■ Working data:
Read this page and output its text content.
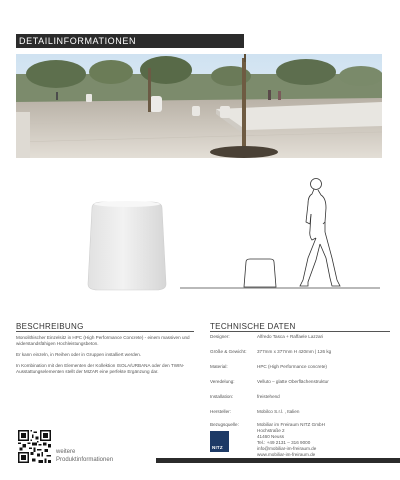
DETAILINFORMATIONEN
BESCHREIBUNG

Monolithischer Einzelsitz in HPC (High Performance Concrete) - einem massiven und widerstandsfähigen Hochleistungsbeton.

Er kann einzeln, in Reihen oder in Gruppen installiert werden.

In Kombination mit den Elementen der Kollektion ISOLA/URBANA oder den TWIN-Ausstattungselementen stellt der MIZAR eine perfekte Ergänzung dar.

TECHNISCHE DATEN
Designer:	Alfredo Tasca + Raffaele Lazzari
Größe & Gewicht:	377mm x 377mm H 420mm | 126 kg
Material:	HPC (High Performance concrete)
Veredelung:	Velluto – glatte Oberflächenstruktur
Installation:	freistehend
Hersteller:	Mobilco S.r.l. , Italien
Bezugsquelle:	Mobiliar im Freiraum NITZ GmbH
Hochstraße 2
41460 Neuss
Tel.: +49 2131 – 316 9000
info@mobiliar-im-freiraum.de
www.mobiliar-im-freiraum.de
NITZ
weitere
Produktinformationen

...

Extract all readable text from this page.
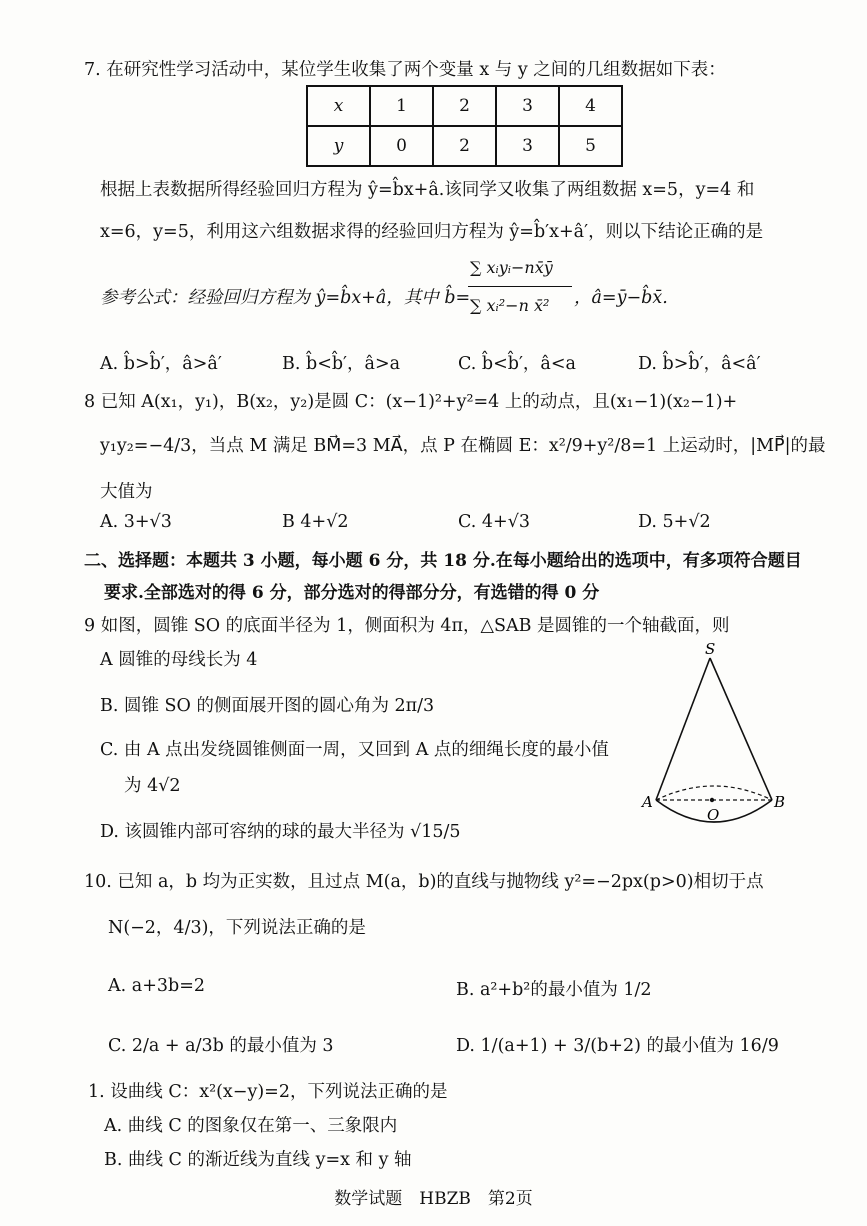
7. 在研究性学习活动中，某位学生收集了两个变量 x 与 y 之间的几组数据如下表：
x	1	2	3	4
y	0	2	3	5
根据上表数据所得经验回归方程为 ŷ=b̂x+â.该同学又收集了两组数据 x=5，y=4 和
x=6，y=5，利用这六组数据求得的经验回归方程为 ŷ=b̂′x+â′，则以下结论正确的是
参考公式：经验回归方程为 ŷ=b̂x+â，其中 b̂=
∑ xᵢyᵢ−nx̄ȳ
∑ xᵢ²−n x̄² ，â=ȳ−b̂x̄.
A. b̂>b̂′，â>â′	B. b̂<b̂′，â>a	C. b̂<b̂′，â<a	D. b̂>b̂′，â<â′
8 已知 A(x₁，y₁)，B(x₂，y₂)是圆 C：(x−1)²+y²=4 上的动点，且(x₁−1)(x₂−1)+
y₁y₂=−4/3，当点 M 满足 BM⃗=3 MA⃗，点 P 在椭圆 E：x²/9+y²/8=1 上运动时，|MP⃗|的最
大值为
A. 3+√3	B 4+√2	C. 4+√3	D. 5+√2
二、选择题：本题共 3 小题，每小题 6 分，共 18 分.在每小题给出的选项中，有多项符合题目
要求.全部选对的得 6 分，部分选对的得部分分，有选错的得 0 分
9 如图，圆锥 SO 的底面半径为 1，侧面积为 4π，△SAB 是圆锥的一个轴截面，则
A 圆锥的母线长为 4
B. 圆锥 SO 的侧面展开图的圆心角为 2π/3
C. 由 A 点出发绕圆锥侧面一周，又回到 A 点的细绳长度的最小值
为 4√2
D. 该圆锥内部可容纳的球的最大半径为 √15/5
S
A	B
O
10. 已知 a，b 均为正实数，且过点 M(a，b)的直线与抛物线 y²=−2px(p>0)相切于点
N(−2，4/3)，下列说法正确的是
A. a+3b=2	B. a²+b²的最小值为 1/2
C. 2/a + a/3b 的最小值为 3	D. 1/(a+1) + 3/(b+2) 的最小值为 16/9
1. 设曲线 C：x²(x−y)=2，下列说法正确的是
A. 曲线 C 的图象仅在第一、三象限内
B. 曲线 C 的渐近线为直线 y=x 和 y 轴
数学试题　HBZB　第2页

---

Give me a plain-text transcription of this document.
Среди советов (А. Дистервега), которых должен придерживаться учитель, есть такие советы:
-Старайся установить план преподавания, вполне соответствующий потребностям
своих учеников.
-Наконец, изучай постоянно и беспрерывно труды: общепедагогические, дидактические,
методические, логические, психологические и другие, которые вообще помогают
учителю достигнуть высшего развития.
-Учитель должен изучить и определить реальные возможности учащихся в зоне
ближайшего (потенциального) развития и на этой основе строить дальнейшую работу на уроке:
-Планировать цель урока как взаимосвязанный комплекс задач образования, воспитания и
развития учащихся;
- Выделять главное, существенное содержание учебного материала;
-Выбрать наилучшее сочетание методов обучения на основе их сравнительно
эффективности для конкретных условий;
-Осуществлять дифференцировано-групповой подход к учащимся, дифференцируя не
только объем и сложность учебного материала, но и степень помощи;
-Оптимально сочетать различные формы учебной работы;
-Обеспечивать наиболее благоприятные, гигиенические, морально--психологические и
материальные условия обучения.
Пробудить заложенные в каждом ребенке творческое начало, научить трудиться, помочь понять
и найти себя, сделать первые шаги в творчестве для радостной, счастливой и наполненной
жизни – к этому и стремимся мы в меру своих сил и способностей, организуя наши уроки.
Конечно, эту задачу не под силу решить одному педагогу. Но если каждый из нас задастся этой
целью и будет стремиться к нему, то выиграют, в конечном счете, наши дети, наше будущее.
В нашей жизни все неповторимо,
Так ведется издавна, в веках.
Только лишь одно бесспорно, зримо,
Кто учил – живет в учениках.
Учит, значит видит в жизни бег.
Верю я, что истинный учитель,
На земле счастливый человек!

■ Given problem: Where a line holds the string "должен", copy that line.

■ Exercise result:
Среди советов (А. Дистервега), которых должен придерживаться учитель, есть такие советы:
-Учитель должен изучить и определить реальные возможности учащихся в зоне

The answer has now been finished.